▶ [Task objective] Only lines holding the string "Señoría" are wanted; copy each one from the material.

▼

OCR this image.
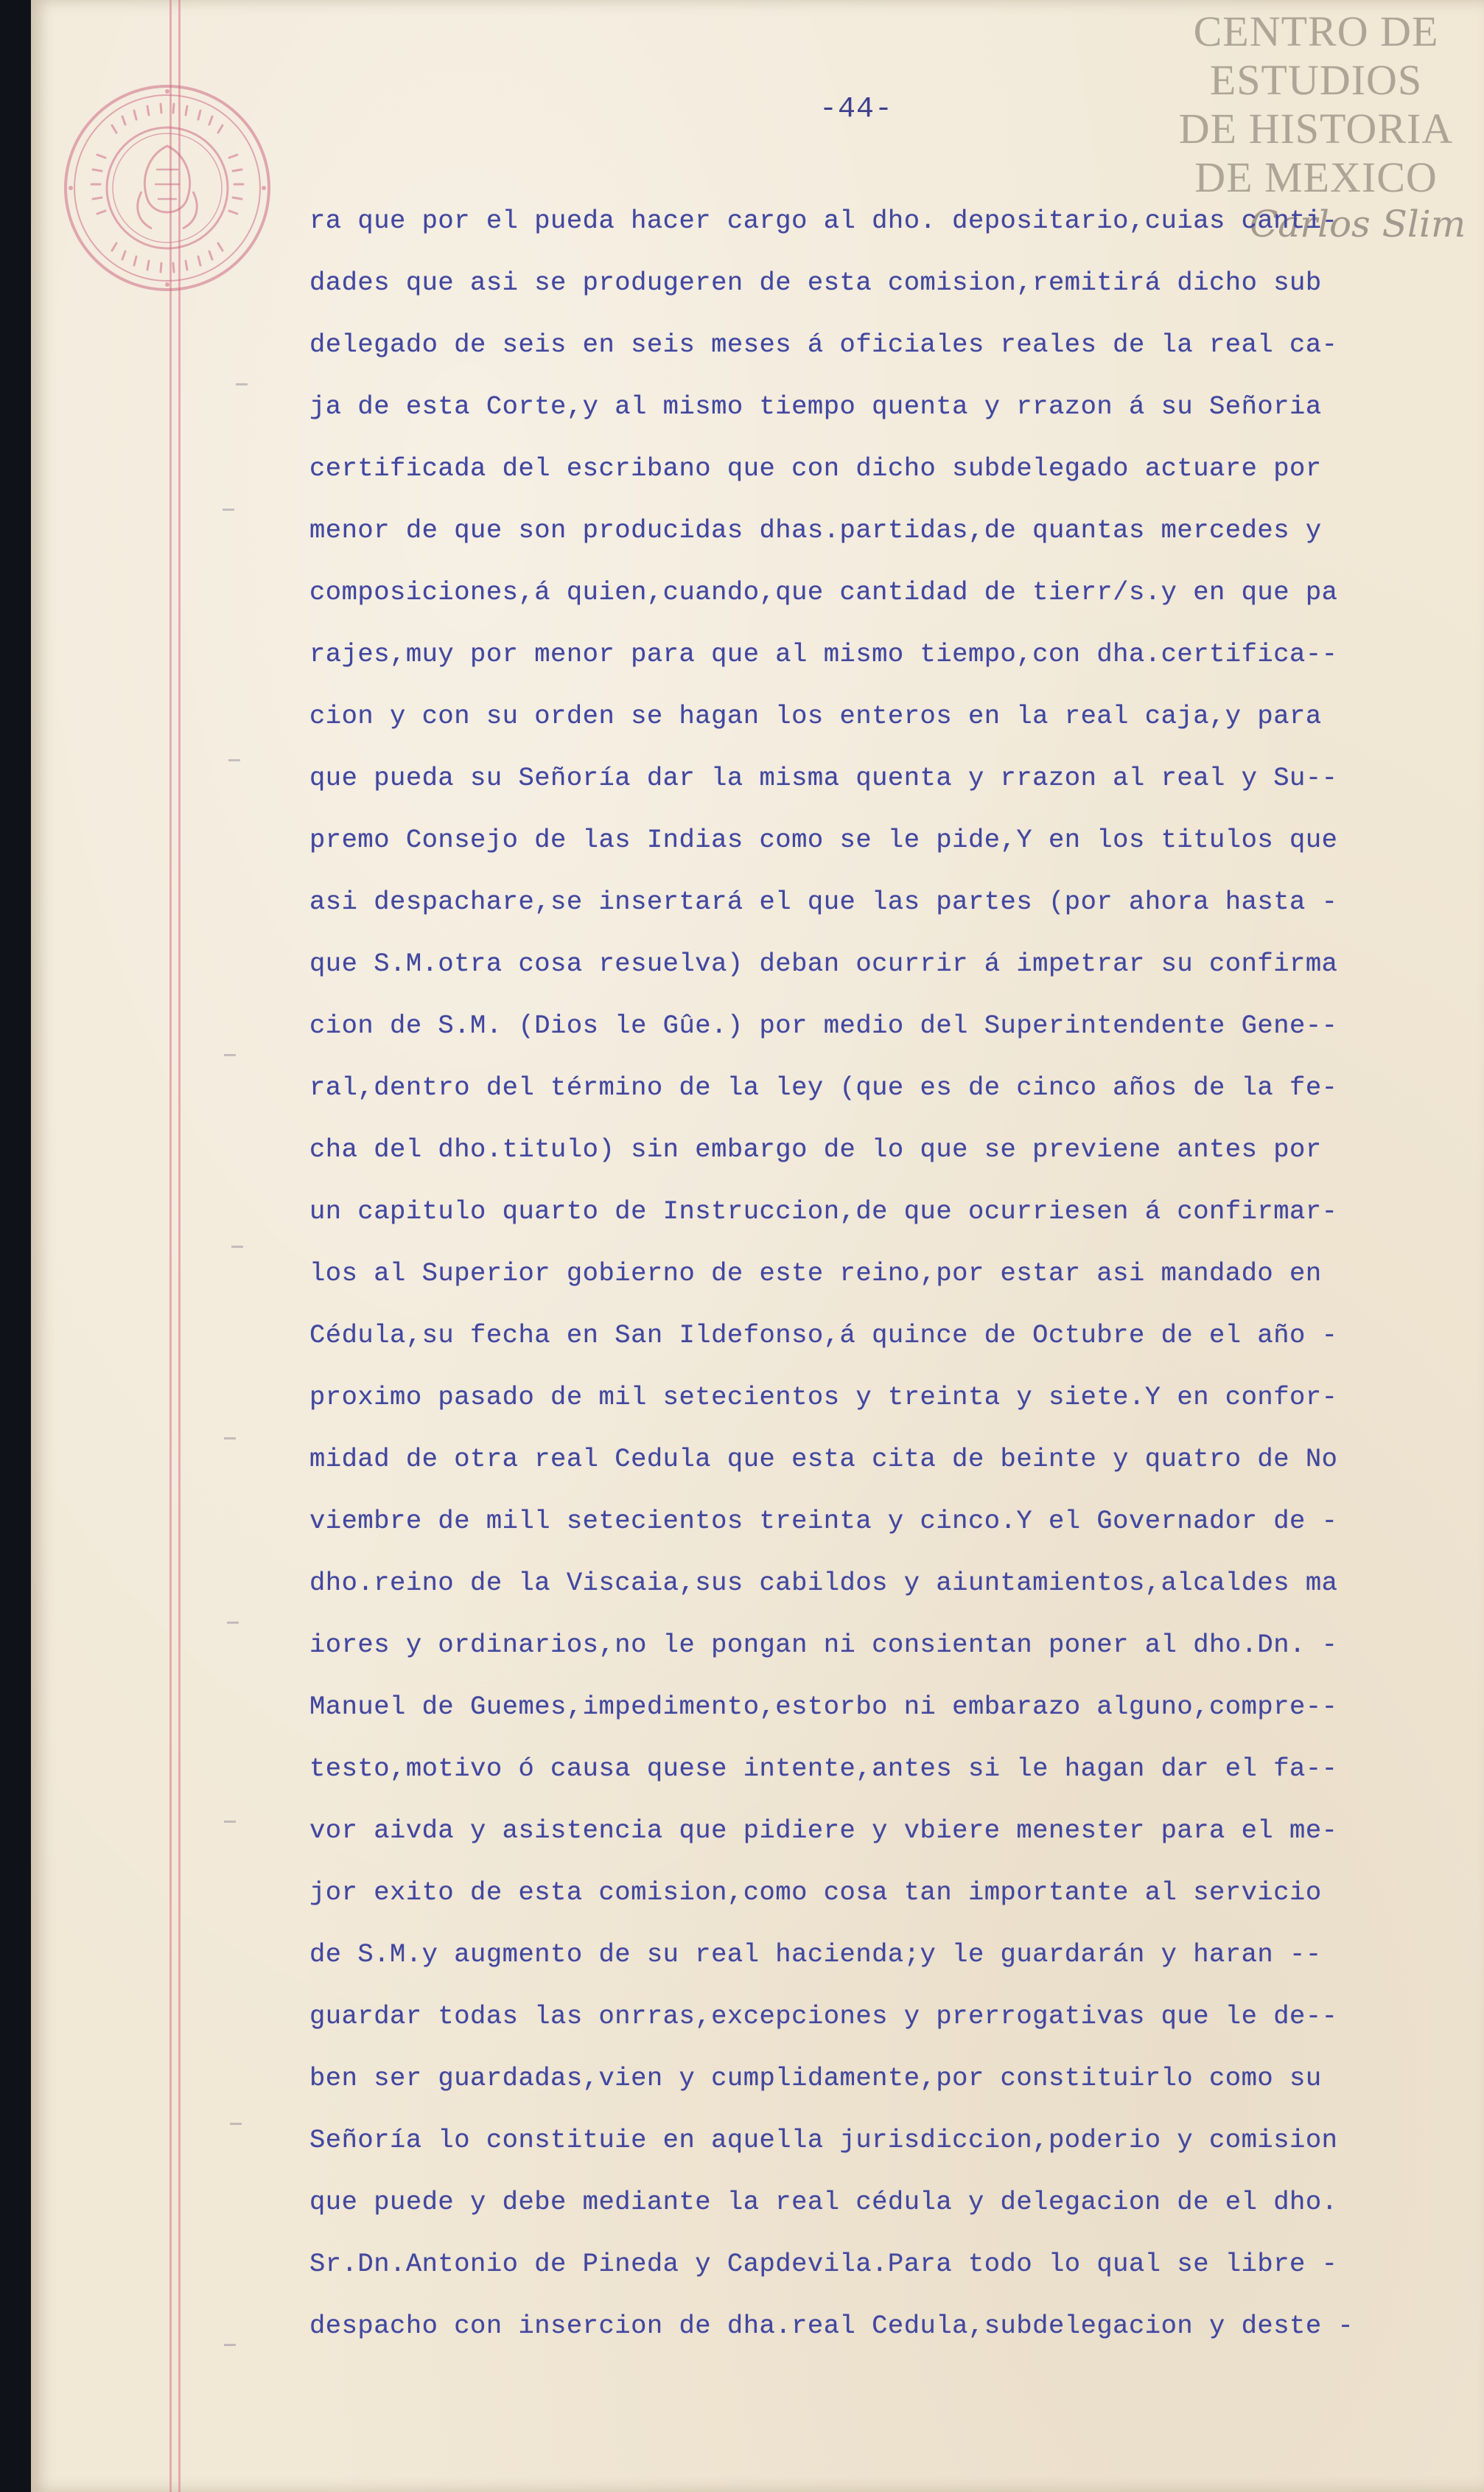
CENTRO DE
ESTUDIOS
DE HISTORIA
DE MEXICO
Carlos Slim
-44-
ra que por el pueda hacer cargo al dho. depositario,cuias canti-
dades que asi se produgeren de esta comision,remitirá dicho sub
delegado de seis en seis meses á oficiales reales de la real ca-
ja de esta Corte,y al mismo tiempo quenta y rrazon á su Señoria
certificada del escribano que con dicho subdelegado actuare por
menor de que son producidas dhas.partidas,de quantas mercedes y
composiciones,á quien,cuando,que cantidad de tierr/s.y en que pa
rajes,muy por menor para que al mismo tiempo,con dha.certifica--
cion y con su orden se hagan los enteros en la real caja,y para
que pueda su Señoría dar la misma quenta y rrazon al real y Su--
premo Consejo de las Indias como se le pide,Y en los titulos que
asi despachare,se insertará el que las partes (por ahora hasta -
que S.M.otra cosa resuelva) deban ocurrir á impetrar su confirma
cion de S.M. (Dios le Gûe.) por medio del Superintendente Gene--
ral,dentro del término de la ley (que es de cinco años de la fe-
cha del dho.titulo) sin embargo de lo que se previene antes por
un capitulo quarto de Instruccion,de que ocurriesen á confirmar-
los al Superior gobierno de este reino,por estar asi mandado en
Cédula,su fecha en San Ildefonso,á quince de Octubre de el año -
proximo pasado de mil setecientos y treinta y siete.Y en confor-
midad de otra real Cedula que esta cita de beinte y quatro de No
viembre de mill setecientos treinta y cinco.Y el Governador de -
dho.reino de la Viscaia,sus cabildos y aiuntamientos,alcaldes ma
iores y ordinarios,no le pongan ni consientan poner al dho.Dn. -
Manuel de Guemes,impedimento,estorbo ni embarazo alguno,compre--
testo,motivo ó causa quese intente,antes si le hagan dar el fa--
vor aivda y asistencia que pidiere y vbiere menester para el me-
jor exito de esta comision,como cosa tan importante al servicio
de S.M.y augmento de su real hacienda;y le guardarán y haran --
guardar todas las onrras,excepciones y prerrogativas que le de--
ben ser guardadas,vien y cumplidamente,por constituirlo como su
Señoría lo constituie en aquella jurisdiccion,poderio y comision
que puede y debe mediante la real cédula y delegacion de el dho.
Sr.Dn.Antonio de Pineda y Capdevila.Para todo lo qual se libre -
despacho con insercion de dha.real Cedula,subdelegacion y deste -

▲

▶ [Response to the exercise]
que pueda su Señoría dar la misma quenta y rrazon al real y Su--
Señoría lo constituie en aquella jurisdiccion,poderio y comision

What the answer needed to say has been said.